### Work to be completed
Repeat, exactly and in full, the lines of the listing below, but without any pictures.

__________________________________________________

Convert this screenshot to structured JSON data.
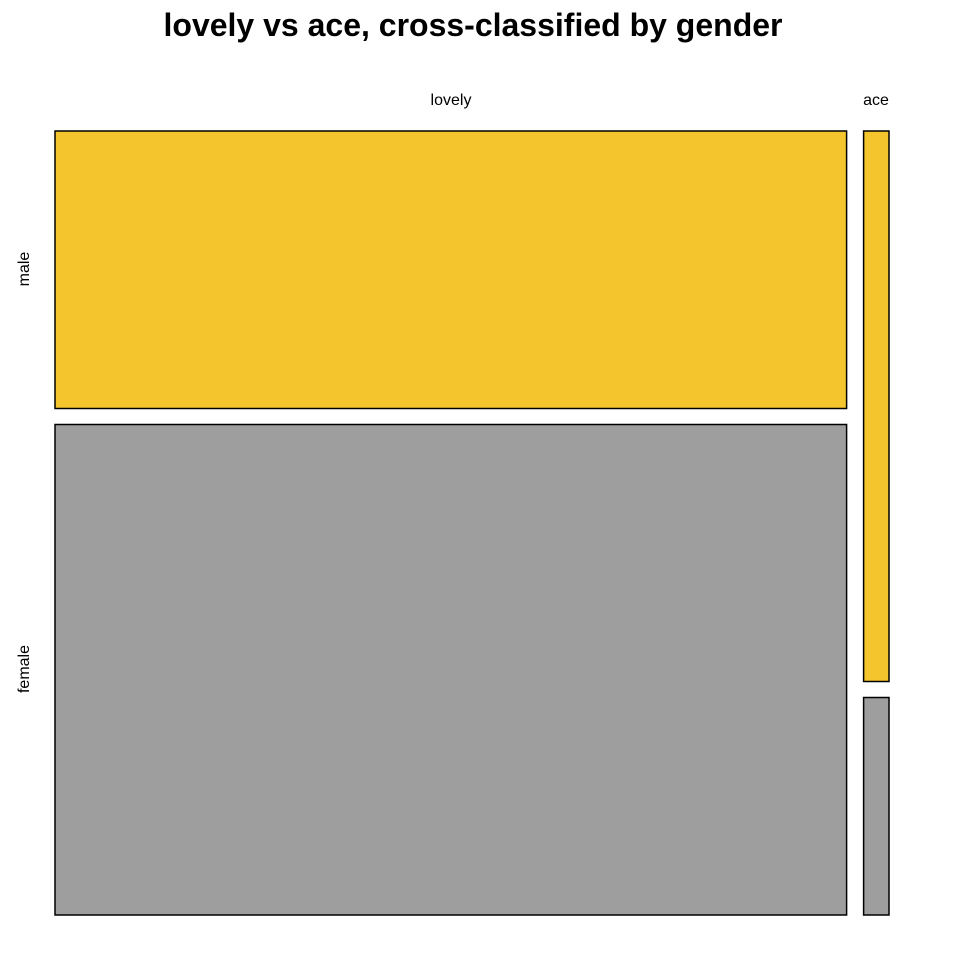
{
  "chart_data": {
    "type": "mosaic",
    "title": "lovely vs ace, cross-classified by gender",
    "columns": [
      "lovely",
      "ace"
    ],
    "rows": [
      "male",
      "female"
    ],
    "column_shares": [
      0.9689,
      0.0311
    ],
    "conditional_row_shares": {
      "lovely": [
        0.3613,
        0.6387
      ],
      "ace": [
        0.7168,
        0.2832
      ]
    },
    "colors": {
      "male": "#F5C52E",
      "female": "#9E9E9E"
    },
    "grid": false,
    "legend": "none"
  }
}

__________________________________________________

### Final answer
Convert this screenshot to structured JSON data.
{
  "chart_data": {
    "type": "mosaic",
    "title": "lovely vs ace, cross-classified by gender",
    "columns": [
      "lovely",
      "ace"
    ],
    "rows": [
      "male",
      "female"
    ],
    "column_shares": [
      0.9689,
      0.0311
    ],
    "conditional_row_shares": {
      "lovely": [
        0.3613,
        0.6387
      ],
      "ace": [
        0.7168,
        0.2832
      ]
    },
    "colors": {
      "male": "#F5C52E",
      "female": "#9E9E9E"
    },
    "grid": false,
    "legend": "none"
  }
}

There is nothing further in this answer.